### EXERCISE PROMPT
Exactly reproduce each line of the listing that follows.

### SUPPLIED DATA ###

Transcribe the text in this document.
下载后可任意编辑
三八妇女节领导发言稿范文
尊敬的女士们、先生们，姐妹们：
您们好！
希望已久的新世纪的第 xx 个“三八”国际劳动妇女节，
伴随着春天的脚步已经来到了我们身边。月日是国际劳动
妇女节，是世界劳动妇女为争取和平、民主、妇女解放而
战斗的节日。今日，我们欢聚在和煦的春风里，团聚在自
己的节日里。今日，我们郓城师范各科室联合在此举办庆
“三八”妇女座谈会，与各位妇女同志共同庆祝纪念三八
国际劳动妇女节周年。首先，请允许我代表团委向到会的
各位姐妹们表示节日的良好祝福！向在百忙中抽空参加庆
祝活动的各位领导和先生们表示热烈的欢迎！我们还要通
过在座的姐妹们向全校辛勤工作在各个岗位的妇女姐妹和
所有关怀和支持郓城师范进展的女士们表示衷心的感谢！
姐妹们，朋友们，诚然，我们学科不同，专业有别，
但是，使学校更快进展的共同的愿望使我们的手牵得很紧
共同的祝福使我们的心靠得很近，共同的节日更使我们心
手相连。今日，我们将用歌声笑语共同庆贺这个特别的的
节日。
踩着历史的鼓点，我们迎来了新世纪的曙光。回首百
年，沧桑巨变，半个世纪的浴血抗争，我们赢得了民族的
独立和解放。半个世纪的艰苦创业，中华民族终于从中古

###

### SOLUTION BELOW
Transcribe the text in this document.
下载后可任意编辑
三八妇女节领导发言稿范文
尊敬的女士们、先生们，姐妹们：
您们好！
希望已久的新世纪的第 xx 个“三八”国际劳动妇女节，
伴随着春天的脚步已经来到了我们身边。月日是国际劳动
妇女节，是世界劳动妇女为争取和平、民主、妇女解放而
战斗的节日。今日，我们欢聚在和煦的春风里，团聚在自
己的节日里。今日，我们郓城师范各科室联合在此举办庆
“三八”妇女座谈会，与各位妇女同志共同庆祝纪念三八
国际劳动妇女节周年。首先，请允许我代表团委向到会的
各位姐妹们表示节日的良好祝福！向在百忙中抽空参加庆
祝活动的各位领导和先生们表示热烈的欢迎！我们还要通
过在座的姐妹们向全校辛勤工作在各个岗位的妇女姐妹和
所有关怀和支持郓城师范进展的女士们表示衷心的感谢！
姐妹们，朋友们，诚然，我们学科不同，专业有别，
但是，使学校更快进展的共同的愿望使我们的手牵得很紧
共同的祝福使我们的心靠得很近，共同的节日更使我们心
手相连。今日，我们将用歌声笑语共同庆贺这个特别的的
节日。
踩着历史的鼓点，我们迎来了新世纪的曙光。回首百
年，沧桑巨变，半个世纪的浴血抗争，我们赢得了民族的
独立和解放。半个世纪的艰苦创业，中华民族终于从中古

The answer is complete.